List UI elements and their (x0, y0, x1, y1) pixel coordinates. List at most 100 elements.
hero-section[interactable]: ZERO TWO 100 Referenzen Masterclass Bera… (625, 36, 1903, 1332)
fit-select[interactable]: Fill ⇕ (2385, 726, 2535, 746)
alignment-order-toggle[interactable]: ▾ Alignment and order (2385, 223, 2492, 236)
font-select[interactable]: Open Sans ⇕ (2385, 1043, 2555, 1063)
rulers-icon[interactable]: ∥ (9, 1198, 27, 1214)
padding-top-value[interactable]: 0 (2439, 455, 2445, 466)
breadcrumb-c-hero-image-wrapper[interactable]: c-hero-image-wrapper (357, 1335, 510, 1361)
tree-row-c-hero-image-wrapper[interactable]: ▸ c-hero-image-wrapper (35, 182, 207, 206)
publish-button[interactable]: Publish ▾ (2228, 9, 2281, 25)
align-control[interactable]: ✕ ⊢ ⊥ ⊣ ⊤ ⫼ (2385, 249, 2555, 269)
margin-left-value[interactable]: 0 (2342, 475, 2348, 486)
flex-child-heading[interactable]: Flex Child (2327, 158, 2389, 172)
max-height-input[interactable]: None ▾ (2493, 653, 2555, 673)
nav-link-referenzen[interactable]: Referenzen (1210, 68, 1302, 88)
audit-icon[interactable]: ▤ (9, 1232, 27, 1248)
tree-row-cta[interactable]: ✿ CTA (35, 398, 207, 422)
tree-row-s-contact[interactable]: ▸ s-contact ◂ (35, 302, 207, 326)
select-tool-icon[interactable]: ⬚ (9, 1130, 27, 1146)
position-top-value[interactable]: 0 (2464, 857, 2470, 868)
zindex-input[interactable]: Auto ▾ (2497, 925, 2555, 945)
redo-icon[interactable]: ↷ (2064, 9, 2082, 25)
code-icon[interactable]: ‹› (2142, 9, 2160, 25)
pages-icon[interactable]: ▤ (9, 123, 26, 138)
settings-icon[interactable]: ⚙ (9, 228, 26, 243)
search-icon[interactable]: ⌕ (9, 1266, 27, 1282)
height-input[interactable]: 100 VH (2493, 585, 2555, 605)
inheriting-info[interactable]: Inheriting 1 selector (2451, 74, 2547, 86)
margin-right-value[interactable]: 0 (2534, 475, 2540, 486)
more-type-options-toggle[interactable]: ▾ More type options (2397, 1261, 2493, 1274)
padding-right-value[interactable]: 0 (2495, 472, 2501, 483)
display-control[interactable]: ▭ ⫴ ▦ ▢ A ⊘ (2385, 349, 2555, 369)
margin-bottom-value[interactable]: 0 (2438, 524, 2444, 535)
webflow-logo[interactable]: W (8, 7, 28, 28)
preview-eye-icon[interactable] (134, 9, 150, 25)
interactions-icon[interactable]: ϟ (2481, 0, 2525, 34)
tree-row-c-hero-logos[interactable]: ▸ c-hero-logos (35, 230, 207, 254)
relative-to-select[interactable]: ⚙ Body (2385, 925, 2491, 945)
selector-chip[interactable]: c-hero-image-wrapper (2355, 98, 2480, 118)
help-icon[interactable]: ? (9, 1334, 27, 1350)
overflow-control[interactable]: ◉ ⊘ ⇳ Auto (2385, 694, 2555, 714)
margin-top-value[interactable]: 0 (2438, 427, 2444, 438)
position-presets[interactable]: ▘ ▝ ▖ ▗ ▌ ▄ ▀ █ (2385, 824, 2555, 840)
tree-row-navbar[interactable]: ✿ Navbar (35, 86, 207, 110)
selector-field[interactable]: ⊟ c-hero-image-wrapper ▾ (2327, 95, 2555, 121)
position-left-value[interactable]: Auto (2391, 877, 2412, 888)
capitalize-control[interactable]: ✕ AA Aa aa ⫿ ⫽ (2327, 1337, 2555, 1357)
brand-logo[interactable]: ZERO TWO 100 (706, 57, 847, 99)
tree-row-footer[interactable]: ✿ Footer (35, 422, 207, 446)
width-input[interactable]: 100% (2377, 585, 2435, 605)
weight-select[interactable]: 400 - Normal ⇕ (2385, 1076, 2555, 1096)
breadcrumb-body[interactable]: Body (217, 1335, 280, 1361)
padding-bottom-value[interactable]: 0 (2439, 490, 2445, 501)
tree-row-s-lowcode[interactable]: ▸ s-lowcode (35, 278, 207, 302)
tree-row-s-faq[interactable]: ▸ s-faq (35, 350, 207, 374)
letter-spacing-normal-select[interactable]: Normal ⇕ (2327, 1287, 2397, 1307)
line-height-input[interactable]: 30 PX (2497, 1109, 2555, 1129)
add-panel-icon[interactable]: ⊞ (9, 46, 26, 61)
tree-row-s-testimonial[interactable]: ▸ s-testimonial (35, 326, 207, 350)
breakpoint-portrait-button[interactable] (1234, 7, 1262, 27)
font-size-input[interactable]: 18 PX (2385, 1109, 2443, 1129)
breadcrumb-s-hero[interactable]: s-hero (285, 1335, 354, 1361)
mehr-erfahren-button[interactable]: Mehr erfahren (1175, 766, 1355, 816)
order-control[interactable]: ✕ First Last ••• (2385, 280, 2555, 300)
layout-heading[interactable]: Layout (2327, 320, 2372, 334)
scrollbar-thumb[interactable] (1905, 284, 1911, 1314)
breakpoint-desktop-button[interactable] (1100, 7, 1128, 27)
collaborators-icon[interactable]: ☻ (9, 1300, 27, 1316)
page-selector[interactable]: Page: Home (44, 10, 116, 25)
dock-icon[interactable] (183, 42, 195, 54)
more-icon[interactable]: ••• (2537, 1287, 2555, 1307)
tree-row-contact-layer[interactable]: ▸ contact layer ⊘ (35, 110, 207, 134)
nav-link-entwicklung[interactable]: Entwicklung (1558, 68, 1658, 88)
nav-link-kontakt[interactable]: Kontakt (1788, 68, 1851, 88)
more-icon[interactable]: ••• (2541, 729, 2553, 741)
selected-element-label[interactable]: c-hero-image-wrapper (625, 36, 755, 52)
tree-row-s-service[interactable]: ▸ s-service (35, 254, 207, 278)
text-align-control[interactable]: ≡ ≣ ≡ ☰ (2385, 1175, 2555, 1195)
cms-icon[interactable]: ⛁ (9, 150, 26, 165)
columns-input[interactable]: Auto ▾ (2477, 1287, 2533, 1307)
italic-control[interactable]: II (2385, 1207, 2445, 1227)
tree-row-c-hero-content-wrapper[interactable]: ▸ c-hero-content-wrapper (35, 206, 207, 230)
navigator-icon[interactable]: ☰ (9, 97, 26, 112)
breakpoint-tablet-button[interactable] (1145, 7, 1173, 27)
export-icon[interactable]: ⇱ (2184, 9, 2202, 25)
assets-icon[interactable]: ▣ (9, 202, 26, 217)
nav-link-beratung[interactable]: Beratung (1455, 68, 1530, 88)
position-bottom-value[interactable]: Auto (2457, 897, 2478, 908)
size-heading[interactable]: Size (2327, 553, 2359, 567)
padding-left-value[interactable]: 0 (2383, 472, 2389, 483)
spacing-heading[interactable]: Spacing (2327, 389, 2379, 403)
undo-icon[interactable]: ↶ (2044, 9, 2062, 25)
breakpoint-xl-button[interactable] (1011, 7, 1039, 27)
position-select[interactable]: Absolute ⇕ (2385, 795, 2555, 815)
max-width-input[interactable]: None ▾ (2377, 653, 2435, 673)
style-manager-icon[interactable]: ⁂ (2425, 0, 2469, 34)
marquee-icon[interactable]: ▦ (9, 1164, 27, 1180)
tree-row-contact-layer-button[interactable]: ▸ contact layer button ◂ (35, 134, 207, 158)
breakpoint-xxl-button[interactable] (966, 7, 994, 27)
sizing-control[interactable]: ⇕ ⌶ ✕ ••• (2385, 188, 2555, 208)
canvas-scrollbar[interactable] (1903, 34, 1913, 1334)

GIVEN PROBLEM: State how many lines in the entries above contain the string "height", treating uppercase and lowercase as distinct; give only the number.

SOLUTION BELOW: 3